>> start Records for the task

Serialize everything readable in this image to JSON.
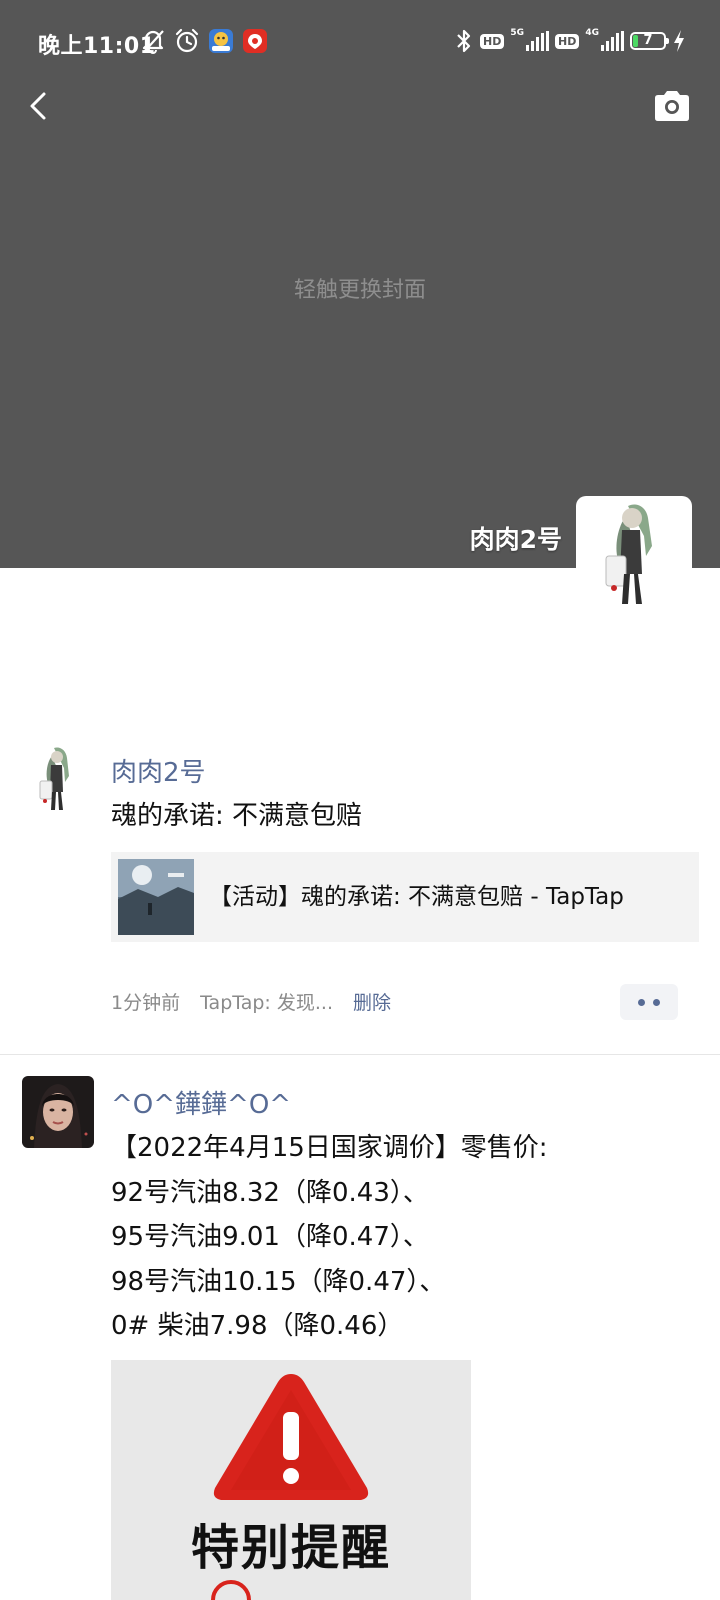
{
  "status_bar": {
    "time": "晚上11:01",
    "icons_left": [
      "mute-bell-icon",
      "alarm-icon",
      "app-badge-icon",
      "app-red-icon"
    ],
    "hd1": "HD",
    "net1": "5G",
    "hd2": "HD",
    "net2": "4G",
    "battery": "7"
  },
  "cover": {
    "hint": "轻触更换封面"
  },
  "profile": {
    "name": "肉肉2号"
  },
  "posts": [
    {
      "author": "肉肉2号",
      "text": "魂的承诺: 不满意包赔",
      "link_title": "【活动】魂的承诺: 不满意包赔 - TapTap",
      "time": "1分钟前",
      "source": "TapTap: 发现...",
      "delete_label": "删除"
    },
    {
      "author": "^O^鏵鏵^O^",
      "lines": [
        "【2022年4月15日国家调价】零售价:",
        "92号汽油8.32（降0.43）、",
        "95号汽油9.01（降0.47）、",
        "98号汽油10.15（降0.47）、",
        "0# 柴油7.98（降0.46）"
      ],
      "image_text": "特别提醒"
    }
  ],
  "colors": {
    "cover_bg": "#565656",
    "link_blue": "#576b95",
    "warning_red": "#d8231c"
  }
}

>> end Records for the task

*Aim*: Repeat verbatim all the material, but not the pictures.

*The reply*:
Serialize everything readable in this image to JSON.
{
  "status_bar": {
    "time": "晚上11:01",
    "icons_left": [
      "mute-bell-icon",
      "alarm-icon",
      "app-badge-icon",
      "app-red-icon"
    ],
    "hd1": "HD",
    "net1": "5G",
    "hd2": "HD",
    "net2": "4G",
    "battery": "7"
  },
  "cover": {
    "hint": "轻触更换封面"
  },
  "profile": {
    "name": "肉肉2号"
  },
  "posts": [
    {
      "author": "肉肉2号",
      "text": "魂的承诺: 不满意包赔",
      "link_title": "【活动】魂的承诺: 不满意包赔 - TapTap",
      "time": "1分钟前",
      "source": "TapTap: 发现...",
      "delete_label": "删除"
    },
    {
      "author": "^O^鏵鏵^O^",
      "lines": [
        "【2022年4月15日国家调价】零售价:",
        "92号汽油8.32（降0.43）、",
        "95号汽油9.01（降0.47）、",
        "98号汽油10.15（降0.47）、",
        "0# 柴油7.98（降0.46）"
      ],
      "image_text": "特别提醒"
    }
  ],
  "colors": {
    "cover_bg": "#565656",
    "link_blue": "#576b95",
    "warning_red": "#d8231c"
  }
}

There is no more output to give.